PROBLEM REQUIREMENTS – Here are some entries; quote each one exactly.

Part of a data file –
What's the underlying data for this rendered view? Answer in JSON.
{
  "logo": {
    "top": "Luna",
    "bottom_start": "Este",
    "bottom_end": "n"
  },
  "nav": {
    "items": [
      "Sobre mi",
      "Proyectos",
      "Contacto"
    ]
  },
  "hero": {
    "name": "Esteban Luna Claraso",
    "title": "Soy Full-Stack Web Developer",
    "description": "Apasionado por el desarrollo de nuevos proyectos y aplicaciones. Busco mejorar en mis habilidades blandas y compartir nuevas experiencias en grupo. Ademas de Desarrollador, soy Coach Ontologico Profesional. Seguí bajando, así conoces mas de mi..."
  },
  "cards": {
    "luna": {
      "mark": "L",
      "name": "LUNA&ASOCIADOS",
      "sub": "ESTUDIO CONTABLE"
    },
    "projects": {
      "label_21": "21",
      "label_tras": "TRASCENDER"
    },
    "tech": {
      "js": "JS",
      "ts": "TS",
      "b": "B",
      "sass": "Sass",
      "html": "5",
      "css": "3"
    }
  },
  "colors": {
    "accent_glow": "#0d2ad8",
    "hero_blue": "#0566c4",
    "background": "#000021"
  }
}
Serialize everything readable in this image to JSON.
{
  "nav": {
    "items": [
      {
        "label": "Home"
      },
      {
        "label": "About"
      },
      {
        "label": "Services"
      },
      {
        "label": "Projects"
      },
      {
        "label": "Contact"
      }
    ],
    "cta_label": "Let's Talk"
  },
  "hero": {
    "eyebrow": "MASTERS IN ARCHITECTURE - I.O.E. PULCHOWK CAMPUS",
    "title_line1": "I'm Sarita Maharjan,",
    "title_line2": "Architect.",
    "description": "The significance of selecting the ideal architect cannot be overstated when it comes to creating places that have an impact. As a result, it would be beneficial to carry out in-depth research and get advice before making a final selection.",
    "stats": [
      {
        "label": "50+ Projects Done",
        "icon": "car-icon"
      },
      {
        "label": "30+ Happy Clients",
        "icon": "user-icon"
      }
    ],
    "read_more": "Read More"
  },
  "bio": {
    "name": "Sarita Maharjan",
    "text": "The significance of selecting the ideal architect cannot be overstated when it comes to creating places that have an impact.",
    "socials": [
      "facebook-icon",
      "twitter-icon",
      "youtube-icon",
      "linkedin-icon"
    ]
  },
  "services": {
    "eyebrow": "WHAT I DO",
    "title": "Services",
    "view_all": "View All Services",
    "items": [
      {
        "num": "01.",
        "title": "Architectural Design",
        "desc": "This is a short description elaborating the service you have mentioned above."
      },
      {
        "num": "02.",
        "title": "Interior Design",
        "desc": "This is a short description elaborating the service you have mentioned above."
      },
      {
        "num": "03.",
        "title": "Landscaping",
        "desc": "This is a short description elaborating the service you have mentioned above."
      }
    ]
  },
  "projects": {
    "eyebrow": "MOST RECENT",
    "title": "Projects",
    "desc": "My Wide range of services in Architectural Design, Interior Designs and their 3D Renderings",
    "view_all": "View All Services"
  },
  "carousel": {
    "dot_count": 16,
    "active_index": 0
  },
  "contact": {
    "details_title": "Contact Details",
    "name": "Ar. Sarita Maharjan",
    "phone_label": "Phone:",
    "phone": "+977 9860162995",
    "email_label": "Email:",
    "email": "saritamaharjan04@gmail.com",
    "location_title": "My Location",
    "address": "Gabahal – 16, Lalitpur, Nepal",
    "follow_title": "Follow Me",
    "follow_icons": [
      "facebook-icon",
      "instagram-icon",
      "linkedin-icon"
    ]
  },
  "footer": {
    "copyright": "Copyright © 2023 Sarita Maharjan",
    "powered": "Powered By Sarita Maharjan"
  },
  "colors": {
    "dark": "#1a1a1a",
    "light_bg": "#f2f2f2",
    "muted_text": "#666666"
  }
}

EXPECTED ANSWER –
What's the underlying data for this rendered view? Answer in JSON.
{
  "logo": {
    "top": "Luna",
    "bottom_start": "Este",
    "bottom_end": "n"
  },
  "nav": {
    "items": [
      "Sobre mi",
      "Proyectos",
      "Contacto"
    ]
  },
  "hero": {
    "name": "Esteban Luna Claraso",
    "title": "Soy Full-Stack Web Developer",
    "description": "Apasionado por el desarrollo de nuevos proyectos y aplicaciones. Busco mejorar en mis habilidades blandas y compartir nuevas experiencias en grupo. Ademas de Desarrollador, soy Coach Ontologico Profesional. Seguí bajando, así conoces mas de mi..."
  },
  "cards": {
    "luna": {
      "mark": "L",
      "name": "LUNA&ASOCIADOS",
      "sub": "ESTUDIO CONTABLE"
    },
    "projects": {
      "label_21": "21",
      "label_tras": "TRASCENDER"
    },
    "tech": {
      "js": "JS",
      "ts": "TS",
      "b": "B",
      "sass": "Sass",
      "html": "5",
      "css": "3"
    }
  },
  "colors": {
    "accent_glow": "#0d2ad8",
    "hero_blue": "#0566c4",
    "background": "#000021"
  }
}
Serialize everything readable in this image to JSON.
{
  "nav": {
    "items": [
      {
        "label": "Home"
      },
      {
        "label": "About"
      },
      {
        "label": "Services"
      },
      {
        "label": "Projects"
      },
      {
        "label": "Contact"
      }
    ],
    "cta_label": "Let's Talk"
  },
  "hero": {
    "eyebrow": "MASTERS IN ARCHITECTURE - I.O.E. PULCHOWK CAMPUS",
    "title_line1": "I'm Sarita Maharjan,",
    "title_line2": "Architect.",
    "description": "The significance of selecting the ideal architect cannot be overstated when it comes to creating places that have an impact. As a result, it would be beneficial to carry out in-depth research and get advice before making a final selection.",
    "stats": [
      {
        "label": "50+ Projects Done",
        "icon": "car-icon"
      },
      {
        "label": "30+ Happy Clients",
        "icon": "user-icon"
      }
    ],
    "read_more": "Read More"
  },
  "bio": {
    "name": "Sarita Maharjan",
    "text": "The significance of selecting the ideal architect cannot be overstated when it comes to creating places that have an impact.",
    "socials": [
      "facebook-icon",
      "twitter-icon",
      "youtube-icon",
      "linkedin-icon"
    ]
  },
  "services": {
    "eyebrow": "WHAT I DO",
    "title": "Services",
    "view_all": "View All Services",
    "items": [
      {
        "num": "01.",
        "title": "Architectural Design",
        "desc": "This is a short description elaborating the service you have mentioned above."
      },
      {
        "num": "02.",
        "title": "Interior Design",
        "desc": "This is a short description elaborating the service you have mentioned above."
      },
      {
        "num": "03.",
        "title": "Landscaping",
        "desc": "This is a short description elaborating the service you have mentioned above."
      }
    ]
  },
  "projects": {
    "eyebrow": "MOST RECENT",
    "title": "Projects",
    "desc": "My Wide range of services in Architectural Design, Interior Designs and their 3D Renderings",
    "view_all": "View All Services"
  },
  "carousel": {
    "dot_count": 16,
    "active_index": 0
  },
  "contact": {
    "details_title": "Contact Details",
    "name": "Ar. Sarita Maharjan",
    "phone_label": "Phone:",
    "phone": "+977 9860162995",
    "email_label": "Email:",
    "email": "saritamaharjan04@gmail.com",
    "location_title": "My Location",
    "address": "Gabahal – 16, Lalitpur, Nepal",
    "follow_title": "Follow Me",
    "follow_icons": [
      "facebook-icon",
      "instagram-icon",
      "linkedin-icon"
    ]
  },
  "footer": {
    "copyright": "Copyright © 2023 Sarita Maharjan",
    "powered": "Powered By Sarita Maharjan"
  },
  "colors": {
    "dark": "#1a1a1a",
    "light_bg": "#f2f2f2",
    "muted_text": "#666666"
  }
}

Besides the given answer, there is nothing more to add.